__SOURCE RECORDS__

▬▬▬▬▬▬

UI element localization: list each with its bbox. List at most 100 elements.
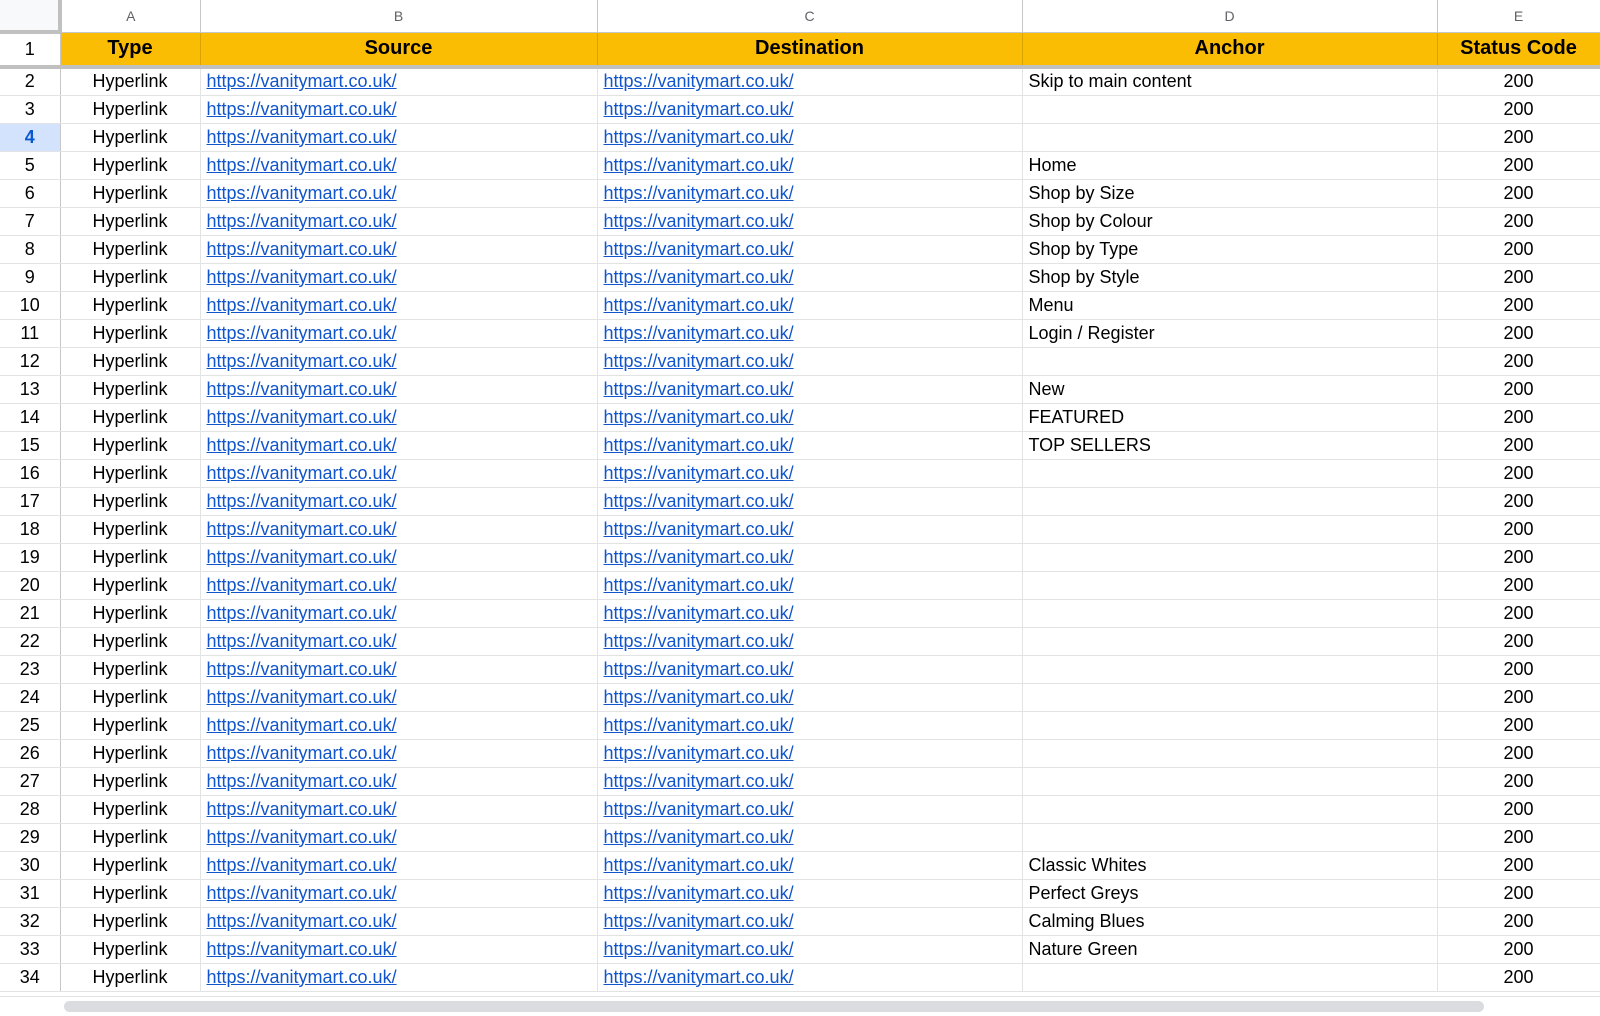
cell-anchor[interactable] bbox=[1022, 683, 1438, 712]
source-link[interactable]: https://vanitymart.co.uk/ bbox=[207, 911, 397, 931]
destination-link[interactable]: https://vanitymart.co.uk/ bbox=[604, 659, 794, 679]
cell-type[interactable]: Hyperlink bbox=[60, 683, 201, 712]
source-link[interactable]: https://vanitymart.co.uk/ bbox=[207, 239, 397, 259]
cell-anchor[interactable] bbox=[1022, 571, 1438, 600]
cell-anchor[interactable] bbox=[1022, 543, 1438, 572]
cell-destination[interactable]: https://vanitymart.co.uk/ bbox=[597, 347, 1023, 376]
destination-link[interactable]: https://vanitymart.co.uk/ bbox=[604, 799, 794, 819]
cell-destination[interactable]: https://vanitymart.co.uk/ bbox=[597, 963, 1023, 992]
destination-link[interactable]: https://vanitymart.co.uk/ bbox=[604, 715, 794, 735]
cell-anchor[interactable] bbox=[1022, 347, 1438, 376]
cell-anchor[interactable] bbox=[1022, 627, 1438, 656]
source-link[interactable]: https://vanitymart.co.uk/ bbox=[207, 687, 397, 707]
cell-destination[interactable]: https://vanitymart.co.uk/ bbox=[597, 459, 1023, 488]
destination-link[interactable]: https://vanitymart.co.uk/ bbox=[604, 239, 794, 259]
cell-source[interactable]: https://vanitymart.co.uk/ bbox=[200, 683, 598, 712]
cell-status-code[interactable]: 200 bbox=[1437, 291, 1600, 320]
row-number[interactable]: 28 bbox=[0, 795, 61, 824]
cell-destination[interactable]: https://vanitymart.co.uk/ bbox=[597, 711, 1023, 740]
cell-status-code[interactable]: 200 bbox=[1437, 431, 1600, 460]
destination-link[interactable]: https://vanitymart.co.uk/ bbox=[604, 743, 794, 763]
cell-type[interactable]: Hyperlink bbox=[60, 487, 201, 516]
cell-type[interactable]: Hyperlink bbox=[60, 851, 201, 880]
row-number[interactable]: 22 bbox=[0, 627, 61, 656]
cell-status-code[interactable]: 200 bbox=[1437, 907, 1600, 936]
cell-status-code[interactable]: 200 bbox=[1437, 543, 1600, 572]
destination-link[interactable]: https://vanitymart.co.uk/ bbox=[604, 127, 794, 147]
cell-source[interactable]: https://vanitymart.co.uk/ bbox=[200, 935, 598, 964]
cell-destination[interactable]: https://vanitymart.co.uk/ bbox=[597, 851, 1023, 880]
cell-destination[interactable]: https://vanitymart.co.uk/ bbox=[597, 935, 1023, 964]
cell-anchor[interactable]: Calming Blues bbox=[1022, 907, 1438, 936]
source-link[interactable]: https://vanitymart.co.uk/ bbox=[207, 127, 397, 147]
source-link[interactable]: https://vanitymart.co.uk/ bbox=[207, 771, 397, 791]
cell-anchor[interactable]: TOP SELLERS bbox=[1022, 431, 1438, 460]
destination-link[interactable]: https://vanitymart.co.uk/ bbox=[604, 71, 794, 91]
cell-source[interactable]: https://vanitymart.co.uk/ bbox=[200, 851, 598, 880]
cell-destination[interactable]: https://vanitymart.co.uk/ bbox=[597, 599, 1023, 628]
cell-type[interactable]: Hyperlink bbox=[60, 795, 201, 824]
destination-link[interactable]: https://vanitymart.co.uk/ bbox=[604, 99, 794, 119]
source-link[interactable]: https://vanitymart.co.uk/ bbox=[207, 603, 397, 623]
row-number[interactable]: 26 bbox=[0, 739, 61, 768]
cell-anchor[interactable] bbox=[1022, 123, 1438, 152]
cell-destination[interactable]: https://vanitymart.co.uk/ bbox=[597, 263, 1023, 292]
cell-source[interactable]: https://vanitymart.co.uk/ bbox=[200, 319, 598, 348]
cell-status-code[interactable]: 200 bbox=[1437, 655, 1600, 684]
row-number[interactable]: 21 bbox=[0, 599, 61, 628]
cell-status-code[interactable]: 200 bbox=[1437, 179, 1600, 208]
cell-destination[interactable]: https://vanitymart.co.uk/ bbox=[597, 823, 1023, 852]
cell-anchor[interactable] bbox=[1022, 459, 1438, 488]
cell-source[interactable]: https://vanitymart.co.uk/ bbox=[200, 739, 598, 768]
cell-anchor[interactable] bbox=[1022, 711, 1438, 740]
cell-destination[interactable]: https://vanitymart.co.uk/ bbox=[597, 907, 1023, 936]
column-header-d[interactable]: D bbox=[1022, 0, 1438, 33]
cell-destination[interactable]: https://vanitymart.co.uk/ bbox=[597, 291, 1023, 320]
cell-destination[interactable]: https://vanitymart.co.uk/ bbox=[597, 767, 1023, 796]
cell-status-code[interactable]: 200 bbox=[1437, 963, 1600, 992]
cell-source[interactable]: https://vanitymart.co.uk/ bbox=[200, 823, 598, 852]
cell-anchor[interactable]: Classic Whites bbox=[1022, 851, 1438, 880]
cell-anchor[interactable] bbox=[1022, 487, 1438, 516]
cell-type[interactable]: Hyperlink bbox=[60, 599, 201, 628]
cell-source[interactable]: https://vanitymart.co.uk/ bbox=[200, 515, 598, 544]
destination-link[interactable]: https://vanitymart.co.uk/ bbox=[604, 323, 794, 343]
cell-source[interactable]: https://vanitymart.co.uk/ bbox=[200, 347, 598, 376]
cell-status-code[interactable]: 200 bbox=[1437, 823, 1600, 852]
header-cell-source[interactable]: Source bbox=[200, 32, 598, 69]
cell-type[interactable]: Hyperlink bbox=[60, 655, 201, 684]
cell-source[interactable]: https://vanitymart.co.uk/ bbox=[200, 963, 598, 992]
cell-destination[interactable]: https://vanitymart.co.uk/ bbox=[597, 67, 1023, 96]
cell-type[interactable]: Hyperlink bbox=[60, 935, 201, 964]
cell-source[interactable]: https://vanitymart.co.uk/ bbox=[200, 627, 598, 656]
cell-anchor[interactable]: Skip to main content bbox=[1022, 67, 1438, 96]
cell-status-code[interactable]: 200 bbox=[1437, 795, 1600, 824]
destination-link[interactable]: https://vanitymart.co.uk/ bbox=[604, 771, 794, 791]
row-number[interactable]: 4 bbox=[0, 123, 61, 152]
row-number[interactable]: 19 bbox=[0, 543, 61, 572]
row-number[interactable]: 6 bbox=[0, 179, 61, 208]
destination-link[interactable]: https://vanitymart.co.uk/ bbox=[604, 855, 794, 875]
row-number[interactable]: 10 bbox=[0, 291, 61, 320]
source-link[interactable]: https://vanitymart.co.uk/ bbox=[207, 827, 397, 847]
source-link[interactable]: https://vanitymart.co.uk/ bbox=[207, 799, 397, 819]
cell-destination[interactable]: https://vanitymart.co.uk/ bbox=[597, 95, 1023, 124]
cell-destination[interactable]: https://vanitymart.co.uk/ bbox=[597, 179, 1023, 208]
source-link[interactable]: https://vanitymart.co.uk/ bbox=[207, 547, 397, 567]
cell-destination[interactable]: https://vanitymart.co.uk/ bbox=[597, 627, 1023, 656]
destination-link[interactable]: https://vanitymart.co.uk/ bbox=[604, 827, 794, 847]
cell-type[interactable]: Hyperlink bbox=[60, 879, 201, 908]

▬▬▬▬▬▬

__DIRECTIONS FOR THIS TASK__
Please edit the lines above so that every "destination-link" becomes "target-link" and everything else stays the same. Leave the pictures out of your answer.

__SOLUTION FOR THIS PROBLEM__
UI element localization: list each with its bbox. List at most 100 elements.
cell-anchor[interactable] bbox=[1022, 683, 1438, 712]
source-link[interactable]: https://vanitymart.co.uk/ bbox=[207, 911, 397, 931]
target-link[interactable]: https://vanitymart.co.uk/ bbox=[604, 659, 794, 679]
cell-type[interactable]: Hyperlink bbox=[60, 683, 201, 712]
source-link[interactable]: https://vanitymart.co.uk/ bbox=[207, 239, 397, 259]
cell-anchor[interactable] bbox=[1022, 571, 1438, 600]
cell-anchor[interactable] bbox=[1022, 543, 1438, 572]
cell-destination[interactable]: https://vanitymart.co.uk/ bbox=[597, 347, 1023, 376]
target-link[interactable]: https://vanitymart.co.uk/ bbox=[604, 799, 794, 819]
cell-destination[interactable]: https://vanitymart.co.uk/ bbox=[597, 963, 1023, 992]
target-link[interactable]: https://vanitymart.co.uk/ bbox=[604, 715, 794, 735]
cell-anchor[interactable] bbox=[1022, 347, 1438, 376]
cell-anchor[interactable] bbox=[1022, 627, 1438, 656]
source-link[interactable]: https://vanitymart.co.uk/ bbox=[207, 687, 397, 707]
cell-destination[interactable]: https://vanitymart.co.uk/ bbox=[597, 459, 1023, 488]
target-link[interactable]: https://vanitymart.co.uk/ bbox=[604, 239, 794, 259]
cell-source[interactable]: https://vanitymart.co.uk/ bbox=[200, 683, 598, 712]
cell-status-code[interactable]: 200 bbox=[1437, 291, 1600, 320]
row-number[interactable]: 28 bbox=[0, 795, 61, 824]
cell-destination[interactable]: https://vanitymart.co.uk/ bbox=[597, 711, 1023, 740]
cell-status-code[interactable]: 200 bbox=[1437, 431, 1600, 460]
target-link[interactable]: https://vanitymart.co.uk/ bbox=[604, 743, 794, 763]
cell-type[interactable]: Hyperlink bbox=[60, 487, 201, 516]
cell-type[interactable]: Hyperlink bbox=[60, 851, 201, 880]
row-number[interactable]: 22 bbox=[0, 627, 61, 656]
cell-status-code[interactable]: 200 bbox=[1437, 907, 1600, 936]
cell-status-code[interactable]: 200 bbox=[1437, 543, 1600, 572]
target-link[interactable]: https://vanitymart.co.uk/ bbox=[604, 127, 794, 147]
cell-source[interactable]: https://vanitymart.co.uk/ bbox=[200, 935, 598, 964]
cell-destination[interactable]: https://vanitymart.co.uk/ bbox=[597, 851, 1023, 880]
cell-destination[interactable]: https://vanitymart.co.uk/ bbox=[597, 935, 1023, 964]
cell-anchor[interactable]: Calming Blues bbox=[1022, 907, 1438, 936]
source-link[interactable]: https://vanitymart.co.uk/ bbox=[207, 127, 397, 147]
source-link[interactable]: https://vanitymart.co.uk/ bbox=[207, 771, 397, 791]
cell-anchor[interactable]: TOP SELLERS bbox=[1022, 431, 1438, 460]
target-link[interactable]: https://vanitymart.co.uk/ bbox=[604, 71, 794, 91]
cell-source[interactable]: https://vanitymart.co.uk/ bbox=[200, 851, 598, 880]
cell-destination[interactable]: https://vanitymart.co.uk/ bbox=[597, 599, 1023, 628]
cell-type[interactable]: Hyperlink bbox=[60, 795, 201, 824]
target-link[interactable]: https://vanitymart.co.uk/ bbox=[604, 99, 794, 119]
source-link[interactable]: https://vanitymart.co.uk/ bbox=[207, 603, 397, 623]
row-number[interactable]: 26 bbox=[0, 739, 61, 768]
cell-anchor[interactable] bbox=[1022, 123, 1438, 152]
cell-destination[interactable]: https://vanitymart.co.uk/ bbox=[597, 263, 1023, 292]
cell-source[interactable]: https://vanitymart.co.uk/ bbox=[200, 319, 598, 348]
cell-status-code[interactable]: 200 bbox=[1437, 655, 1600, 684]
row-number[interactable]: 21 bbox=[0, 599, 61, 628]
cell-status-code[interactable]: 200 bbox=[1437, 179, 1600, 208]
cell-destination[interactable]: https://vanitymart.co.uk/ bbox=[597, 823, 1023, 852]
cell-anchor[interactable] bbox=[1022, 459, 1438, 488]
cell-source[interactable]: https://vanitymart.co.uk/ bbox=[200, 739, 598, 768]
cell-anchor[interactable] bbox=[1022, 711, 1438, 740]
cell-destination[interactable]: https://vanitymart.co.uk/ bbox=[597, 907, 1023, 936]
column-header-d[interactable]: D bbox=[1022, 0, 1438, 33]
cell-destination[interactable]: https://vanitymart.co.uk/ bbox=[597, 291, 1023, 320]
cell-destination[interactable]: https://vanitymart.co.uk/ bbox=[597, 767, 1023, 796]
cell-status-code[interactable]: 200 bbox=[1437, 963, 1600, 992]
cell-source[interactable]: https://vanitymart.co.uk/ bbox=[200, 823, 598, 852]
cell-anchor[interactable]: Classic Whites bbox=[1022, 851, 1438, 880]
cell-anchor[interactable] bbox=[1022, 487, 1438, 516]
cell-type[interactable]: Hyperlink bbox=[60, 599, 201, 628]
cell-source[interactable]: https://vanitymart.co.uk/ bbox=[200, 515, 598, 544]
target-link[interactable]: https://vanitymart.co.uk/ bbox=[604, 323, 794, 343]
cell-source[interactable]: https://vanitymart.co.uk/ bbox=[200, 347, 598, 376]
cell-status-code[interactable]: 200 bbox=[1437, 823, 1600, 852]
header-cell-source[interactable]: Source bbox=[200, 32, 598, 69]
cell-type[interactable]: Hyperlink bbox=[60, 655, 201, 684]
cell-source[interactable]: https://vanitymart.co.uk/ bbox=[200, 963, 598, 992]
cell-destination[interactable]: https://vanitymart.co.uk/ bbox=[597, 67, 1023, 96]
cell-type[interactable]: Hyperlink bbox=[60, 935, 201, 964]
cell-source[interactable]: https://vanitymart.co.uk/ bbox=[200, 627, 598, 656]
cell-anchor[interactable]: Skip to main content bbox=[1022, 67, 1438, 96]
cell-status-code[interactable]: 200 bbox=[1437, 795, 1600, 824]
target-link[interactable]: https://vanitymart.co.uk/ bbox=[604, 771, 794, 791]
row-number[interactable]: 4 bbox=[0, 123, 61, 152]
row-number[interactable]: 19 bbox=[0, 543, 61, 572]
row-number[interactable]: 6 bbox=[0, 179, 61, 208]
target-link[interactable]: https://vanitymart.co.uk/ bbox=[604, 855, 794, 875]
row-number[interactable]: 10 bbox=[0, 291, 61, 320]
source-link[interactable]: https://vanitymart.co.uk/ bbox=[207, 827, 397, 847]
source-link[interactable]: https://vanitymart.co.uk/ bbox=[207, 799, 397, 819]
cell-destination[interactable]: https://vanitymart.co.uk/ bbox=[597, 95, 1023, 124]
cell-destination[interactable]: https://vanitymart.co.uk/ bbox=[597, 179, 1023, 208]
source-link[interactable]: https://vanitymart.co.uk/ bbox=[207, 547, 397, 567]
cell-destination[interactable]: https://vanitymart.co.uk/ bbox=[597, 627, 1023, 656]
target-link[interactable]: https://vanitymart.co.uk/ bbox=[604, 827, 794, 847]
cell-type[interactable]: Hyperlink bbox=[60, 879, 201, 908]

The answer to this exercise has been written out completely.